====== PROVIDED RECORDS ======

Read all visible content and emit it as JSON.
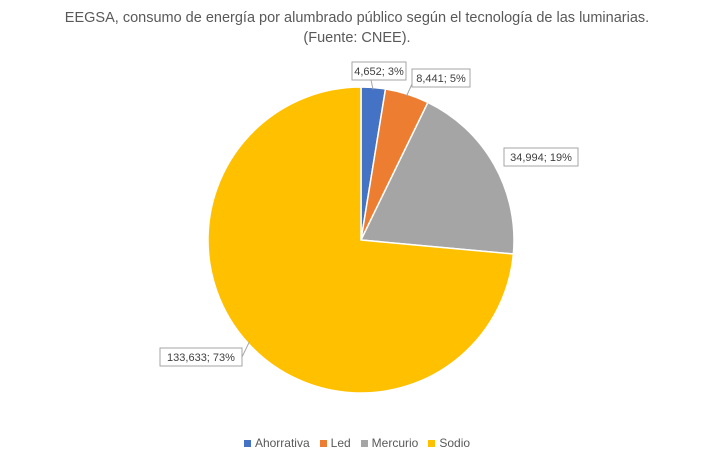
{
  "chart_data": {
    "type": "pie",
    "title_lines": [
      "EEGSA, consumo de energía por alumbrado público según el tecnología de las luminarias.",
      "(Fuente: CNEE)."
    ],
    "categories": [
      "Ahorrativa",
      "Led",
      "Mercurio",
      "Sodio"
    ],
    "values": [
      4652,
      8441,
      34994,
      133633
    ],
    "percent_labels": [
      "3%",
      "5%",
      "19%",
      "73%"
    ],
    "data_labels": [
      "4,652; 3%",
      "8,441; 5%",
      "34,994; 19%",
      "133,633; 73%"
    ],
    "colors": [
      "#4472C4",
      "#ED7D31",
      "#A5A5A5",
      "#FFC000"
    ],
    "legend_position": "bottom",
    "start_angle_deg": 0,
    "direction": "clockwise"
  }
}
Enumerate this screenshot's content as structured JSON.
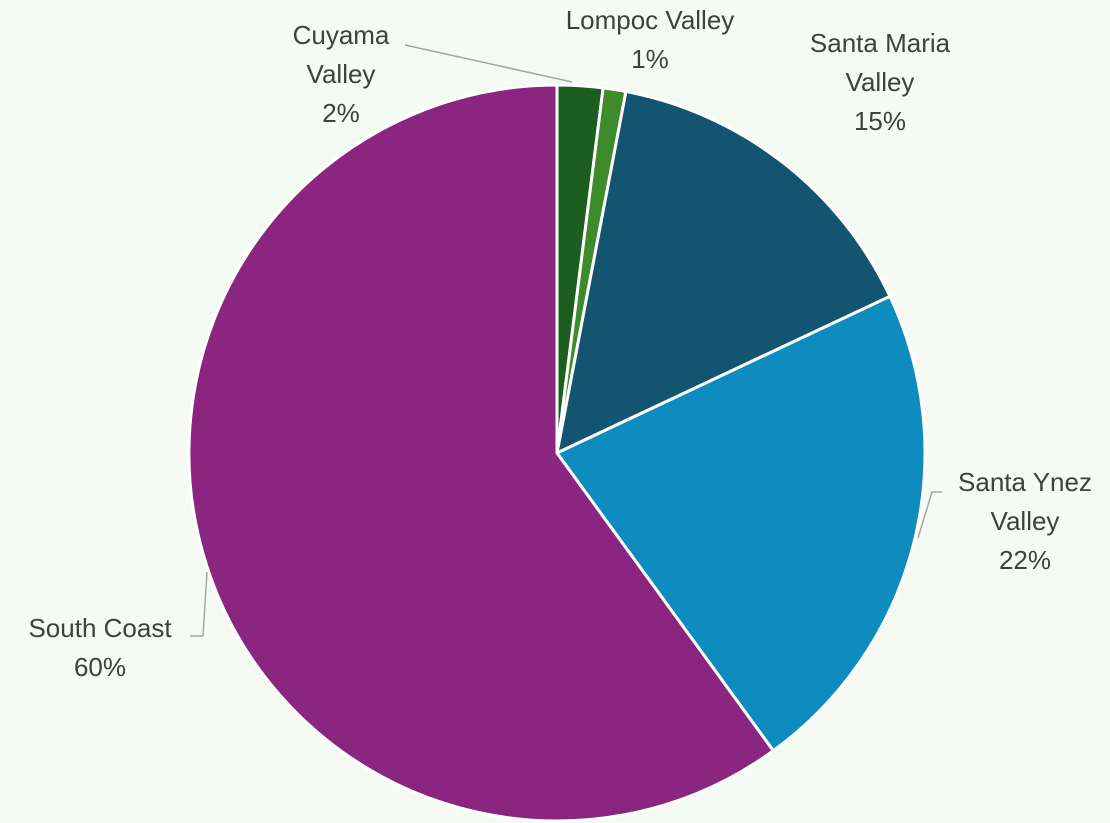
{
  "chart_data": {
    "type": "pie",
    "categories": [
      "Cuyama Valley",
      "Lompoc Valley",
      "Santa Maria Valley",
      "Santa Ynez Valley",
      "South Coast"
    ],
    "values": [
      2,
      1,
      15,
      22,
      60
    ],
    "value_labels": [
      "2%",
      "1%",
      "15%",
      "22%",
      "60%"
    ],
    "colors": [
      "#1b5e20",
      "#3d8b2a",
      "#135571",
      "#0e8bbf",
      "#8b2680"
    ]
  }
}
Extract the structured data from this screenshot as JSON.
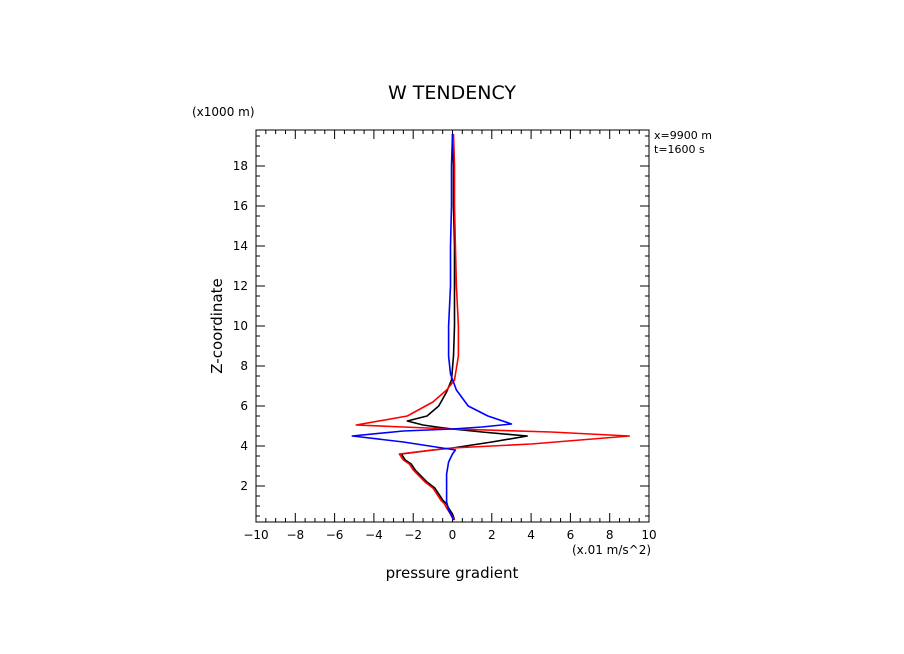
{
  "chart_data": {
    "type": "line",
    "title": "W TENDENCY",
    "xlabel": "pressure gradient",
    "ylabel": "Z-coordinate",
    "x_unit_label": "(x.01 m/s^2)",
    "y_unit_label": "(x1000 m)",
    "annotations": [
      "x=9900 m",
      "t=1600 s"
    ],
    "xlim": [
      -10,
      10
    ],
    "ylim": [
      0.2,
      19.8
    ],
    "x_ticks": [
      -10,
      -8,
      -6,
      -4,
      -2,
      0,
      2,
      4,
      6,
      8,
      10
    ],
    "x_tick_labels": [
      "−10",
      "−8",
      "−6",
      "−4",
      "−2",
      "0",
      "2",
      "4",
      "6",
      "8",
      "10"
    ],
    "y_ticks": [
      2,
      4,
      6,
      8,
      10,
      12,
      14,
      16,
      18
    ],
    "y_tick_labels": [
      "2",
      "4",
      "6",
      "8",
      "10",
      "12",
      "14",
      "16",
      "18"
    ],
    "grid": false,
    "series": [
      {
        "color": "#000000",
        "points": [
          [
            0.1,
            0.3
          ],
          [
            0.0,
            0.6
          ],
          [
            -0.2,
            0.9
          ],
          [
            -0.3,
            1.1
          ],
          [
            -0.5,
            1.3
          ],
          [
            -0.7,
            1.6
          ],
          [
            -0.9,
            1.9
          ],
          [
            -1.3,
            2.2
          ],
          [
            -1.6,
            2.5
          ],
          [
            -1.9,
            2.8
          ],
          [
            -2.1,
            3.1
          ],
          [
            -2.4,
            3.3
          ],
          [
            -2.6,
            3.6
          ],
          [
            -1.0,
            3.8
          ],
          [
            0.0,
            3.9
          ],
          [
            2.0,
            4.2
          ],
          [
            3.8,
            4.5
          ],
          [
            1.5,
            4.7
          ],
          [
            0.0,
            4.85
          ],
          [
            -0.8,
            4.95
          ],
          [
            -1.5,
            5.05
          ],
          [
            -2.3,
            5.25
          ],
          [
            -1.3,
            5.5
          ],
          [
            -0.7,
            6.0
          ],
          [
            -0.3,
            6.7
          ],
          [
            -0.05,
            7.3
          ],
          [
            0.05,
            8.5
          ],
          [
            0.1,
            10
          ],
          [
            0.1,
            12
          ],
          [
            0.1,
            14
          ],
          [
            0.05,
            16
          ],
          [
            0.05,
            18
          ],
          [
            0.0,
            19.6
          ]
        ]
      },
      {
        "color": "#ff0000",
        "points": [
          [
            0.1,
            0.3
          ],
          [
            -0.1,
            0.6
          ],
          [
            -0.3,
            0.9
          ],
          [
            -0.4,
            1.1
          ],
          [
            -0.6,
            1.3
          ],
          [
            -0.8,
            1.6
          ],
          [
            -1.0,
            1.9
          ],
          [
            -1.4,
            2.2
          ],
          [
            -1.7,
            2.5
          ],
          [
            -2.0,
            2.8
          ],
          [
            -2.2,
            3.1
          ],
          [
            -2.5,
            3.3
          ],
          [
            -2.7,
            3.6
          ],
          [
            -1.0,
            3.8
          ],
          [
            0.0,
            3.9
          ],
          [
            4.0,
            4.1
          ],
          [
            9.0,
            4.5
          ],
          [
            5.0,
            4.7
          ],
          [
            0.0,
            4.85
          ],
          [
            -2.5,
            4.95
          ],
          [
            -4.9,
            5.05
          ],
          [
            -2.3,
            5.5
          ],
          [
            -1.0,
            6.2
          ],
          [
            -0.3,
            6.8
          ],
          [
            0.1,
            7.3
          ],
          [
            0.3,
            8.5
          ],
          [
            0.3,
            10
          ],
          [
            0.2,
            12
          ],
          [
            0.15,
            14
          ],
          [
            0.1,
            16
          ],
          [
            0.1,
            18
          ],
          [
            0.05,
            19.6
          ]
        ]
      },
      {
        "color": "#0000ff",
        "points": [
          [
            0.05,
            0.3
          ],
          [
            -0.2,
            0.8
          ],
          [
            -0.3,
            1.2
          ],
          [
            -0.3,
            2.0
          ],
          [
            -0.3,
            2.6
          ],
          [
            -0.2,
            3.2
          ],
          [
            0.0,
            3.6
          ],
          [
            0.15,
            3.8
          ],
          [
            -2.5,
            4.2
          ],
          [
            -5.1,
            4.5
          ],
          [
            -2.5,
            4.75
          ],
          [
            0.0,
            4.85
          ],
          [
            1.5,
            4.95
          ],
          [
            3.0,
            5.1
          ],
          [
            1.8,
            5.5
          ],
          [
            0.8,
            6.0
          ],
          [
            0.2,
            6.8
          ],
          [
            -0.1,
            7.6
          ],
          [
            -0.2,
            8.5
          ],
          [
            -0.2,
            10
          ],
          [
            -0.1,
            12
          ],
          [
            -0.1,
            14
          ],
          [
            -0.05,
            16
          ],
          [
            -0.05,
            18
          ],
          [
            0.0,
            19.6
          ]
        ]
      }
    ]
  }
}
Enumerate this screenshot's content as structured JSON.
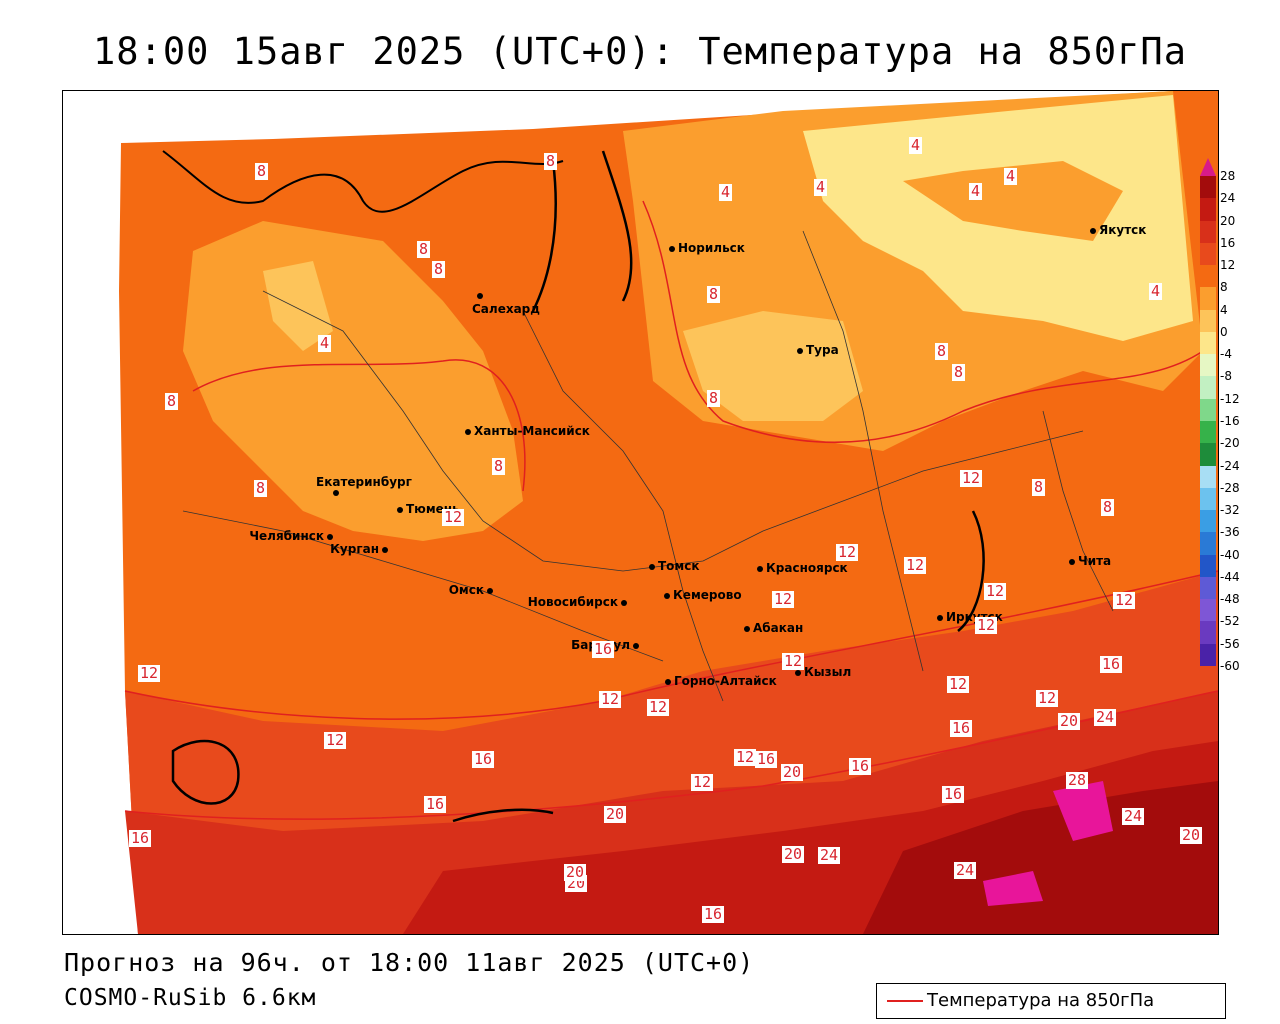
{
  "title": "18:00 15авг 2025 (UTC+0): Температура на 850гПа",
  "footer": {
    "forecast": "Прогноз на 96ч. от 18:00 11авг 2025 (UTC+0)",
    "model": "COSMO-RuSib 6.6км"
  },
  "legend": {
    "label": "Температура на 850гПа",
    "line_color": "#e0201f"
  },
  "colorbar": {
    "ticks": [
      "28",
      "24",
      "20",
      "16",
      "12",
      "8",
      "4",
      "0",
      "-4",
      "-8",
      "-12",
      "-16",
      "-20",
      "-24",
      "-28",
      "-32",
      "-36",
      "-40",
      "-44",
      "-48",
      "-52",
      "-56",
      "-60"
    ],
    "colors": [
      "#a30c0c",
      "#c41a12",
      "#d8301a",
      "#e84a1c",
      "#f46a12",
      "#fb9e2e",
      "#fdc45a",
      "#fde68a",
      "#e6f7c4",
      "#c2f0c2",
      "#7fd88a",
      "#36b24a",
      "#1e8c3a",
      "#a8def4",
      "#6cc2ee",
      "#3a9ee4",
      "#2a7ad6",
      "#2256c8",
      "#5e5ad6",
      "#7e56d6",
      "#6a3ac0",
      "#4a22a8",
      "#2a0c90"
    ]
  },
  "cities": [
    {
      "name": "Норильск"
    },
    {
      "name": "Салехард"
    },
    {
      "name": "Якутск"
    },
    {
      "name": "Тура"
    },
    {
      "name": "Ханты-Мансийск"
    },
    {
      "name": "Екатеринбург"
    },
    {
      "name": "Тюмень"
    },
    {
      "name": "Челябинск"
    },
    {
      "name": "Курган"
    },
    {
      "name": "Омск"
    },
    {
      "name": "Новосибирск"
    },
    {
      "name": "Томск"
    },
    {
      "name": "Кемерово"
    },
    {
      "name": "Красноярск"
    },
    {
      "name": "Абакан"
    },
    {
      "name": "Барнаул"
    },
    {
      "name": "Горно-Алтайск"
    },
    {
      "name": "Кызыл"
    },
    {
      "name": "Иркутск"
    },
    {
      "name": "Чита"
    }
  ],
  "contour_labels": [
    "8",
    "8",
    "8",
    "8",
    "4",
    "4",
    "4",
    "4",
    "4",
    "4",
    "8",
    "4",
    "8",
    "8",
    "8",
    "8",
    "8",
    "8",
    "12",
    "8",
    "8",
    "12",
    "12",
    "12",
    "12",
    "12",
    "12",
    "12",
    "12",
    "12",
    "12",
    "12",
    "12",
    "16",
    "12",
    "12",
    "16",
    "12",
    "20",
    "24",
    "16",
    "16",
    "12",
    "16",
    "20",
    "16",
    "20",
    "16",
    "28",
    "24",
    "20",
    "16",
    "20",
    "24",
    "24",
    "20",
    "20",
    "16",
    "16"
  ]
}
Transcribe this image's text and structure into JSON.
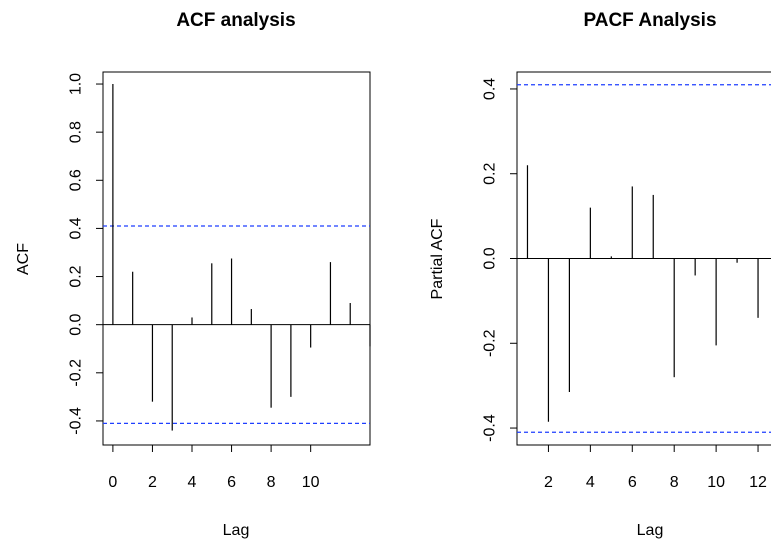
{
  "chart_data": [
    {
      "type": "bar",
      "title": "ACF analysis",
      "xlabel": "Lag",
      "ylabel": "ACF",
      "x_ticks": [
        0,
        2,
        4,
        6,
        8,
        10
      ],
      "y_ticks": [
        "-0.4",
        "-0.2",
        "0.0",
        "0.2",
        "0.4",
        "0.6",
        "0.8",
        "1.0"
      ],
      "y_tick_values": [
        -0.4,
        -0.2,
        0.0,
        0.2,
        0.4,
        0.6,
        0.8,
        1.0
      ],
      "xlim": [
        -0.5,
        13.0
      ],
      "ylim": [
        -0.5,
        1.05
      ],
      "lags": [
        0,
        1,
        2,
        3,
        4,
        5,
        6,
        7,
        8,
        9,
        10,
        11,
        12,
        13
      ],
      "values": [
        1.0,
        0.22,
        -0.32,
        -0.44,
        0.03,
        0.255,
        0.275,
        0.065,
        -0.345,
        -0.3,
        -0.095,
        0.26,
        0.09,
        -0.09
      ],
      "ci": 0.41,
      "ci_color": "#1f3fff"
    },
    {
      "type": "bar",
      "title": "PACF Analysis",
      "xlabel": "Lag",
      "ylabel": "Partial ACF",
      "x_ticks": [
        2,
        4,
        6,
        8,
        10,
        12
      ],
      "y_ticks": [
        "-0.4",
        "-0.2",
        "0.0",
        "0.2",
        "0.4"
      ],
      "y_tick_values": [
        -0.4,
        -0.2,
        0.0,
        0.2,
        0.4
      ],
      "xlim": [
        0.5,
        13.0
      ],
      "ylim": [
        -0.44,
        0.44
      ],
      "lags": [
        1,
        2,
        3,
        4,
        5,
        6,
        7,
        8,
        9,
        10,
        11,
        12
      ],
      "values": [
        0.22,
        -0.385,
        -0.315,
        0.12,
        0.005,
        0.17,
        0.15,
        -0.28,
        -0.04,
        -0.205,
        -0.01,
        -0.14
      ],
      "ci": 0.41,
      "ci_color": "#1f3fff"
    }
  ]
}
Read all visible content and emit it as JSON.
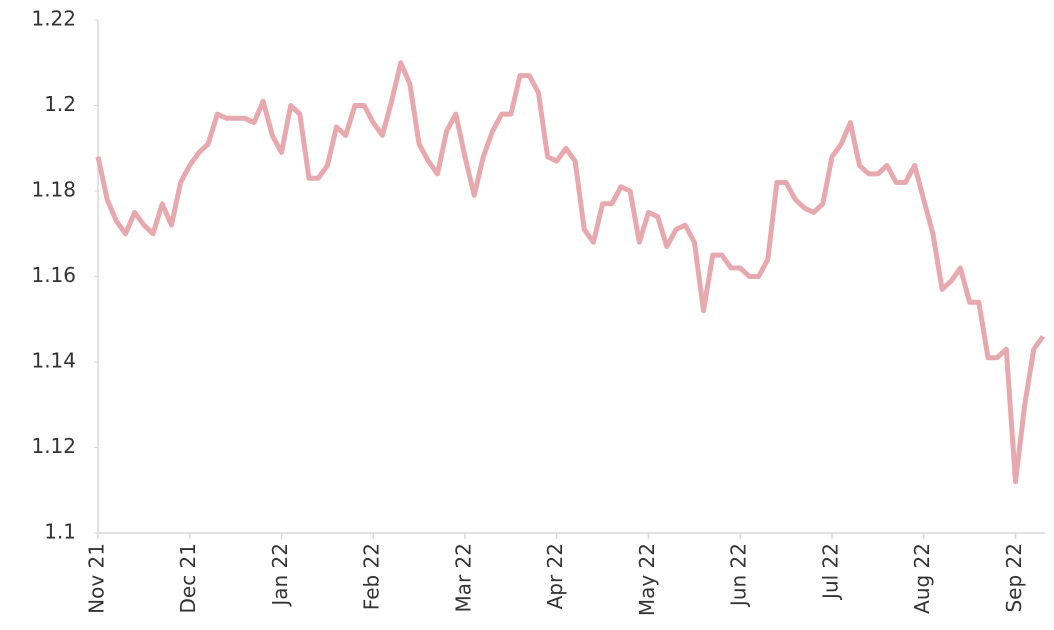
{
  "chart_data": {
    "type": "line",
    "categories": [
      "Nov 21",
      null,
      null,
      null,
      null,
      null,
      null,
      null,
      null,
      null,
      "Dec 21",
      null,
      null,
      null,
      null,
      null,
      null,
      null,
      null,
      null,
      "Jan 22",
      null,
      null,
      null,
      null,
      null,
      null,
      null,
      null,
      null,
      "Feb 22",
      null,
      null,
      null,
      null,
      null,
      null,
      null,
      null,
      null,
      "Mar 22",
      null,
      null,
      null,
      null,
      null,
      null,
      null,
      null,
      null,
      "Apr 22",
      null,
      null,
      null,
      null,
      null,
      null,
      null,
      null,
      null,
      "May 22",
      null,
      null,
      null,
      null,
      null,
      null,
      null,
      null,
      null,
      "Jun 22",
      null,
      null,
      null,
      null,
      null,
      null,
      null,
      null,
      null,
      "Jul 22",
      null,
      null,
      null,
      null,
      null,
      null,
      null,
      null,
      null,
      "Aug 22",
      null,
      null,
      null,
      null,
      null,
      null,
      null,
      null,
      null,
      "Sep 22",
      null,
      null,
      null
    ],
    "series": [
      {
        "color": "#e8a9ae",
        "values": [
          1.188,
          1.178,
          1.173,
          1.17,
          1.175,
          1.172,
          1.17,
          1.177,
          1.172,
          1.182,
          1.186,
          1.189,
          1.191,
          1.198,
          1.197,
          1.197,
          1.197,
          1.196,
          1.201,
          1.193,
          1.189,
          1.2,
          1.198,
          1.183,
          1.183,
          1.186,
          1.195,
          1.193,
          1.2,
          1.2,
          1.196,
          1.193,
          1.201,
          1.21,
          1.205,
          1.191,
          1.187,
          1.184,
          1.194,
          1.198,
          1.188,
          1.179,
          1.188,
          1.194,
          1.198,
          1.198,
          1.207,
          1.207,
          1.203,
          1.188,
          1.187,
          1.19,
          1.187,
          1.171,
          1.168,
          1.177,
          1.177,
          1.181,
          1.18,
          1.168,
          1.175,
          1.174,
          1.167,
          1.171,
          1.172,
          1.168,
          1.152,
          1.165,
          1.165,
          1.162,
          1.162,
          1.16,
          1.16,
          1.164,
          1.182,
          1.182,
          1.178,
          1.176,
          1.175,
          1.177,
          1.188,
          1.191,
          1.196,
          1.186,
          1.184,
          1.184,
          1.186,
          1.182,
          1.182,
          1.186,
          1.178,
          1.17,
          1.157,
          1.159,
          1.162,
          1.154,
          1.154,
          1.141,
          1.141,
          1.143,
          1.112,
          1.13,
          1.143,
          1.146
        ]
      }
    ],
    "ylim": [
      1.1,
      1.22
    ],
    "yticks": [
      {
        "value": 1.1,
        "label": "1.1"
      },
      1.12,
      1.14,
      1.16,
      1.18,
      {
        "value": 1.2,
        "label": "1.2"
      },
      1.22
    ]
  }
}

======

§ PROBLEM DETAILS:
Track down every line of the material containing the string "ylabel", and copy it.

§ SOLUTION TO THE EXERCISE:
    "ylabel": "Z-coordinate",
      "ylabel": "ACF",
      "ylabel": "Partial ACF",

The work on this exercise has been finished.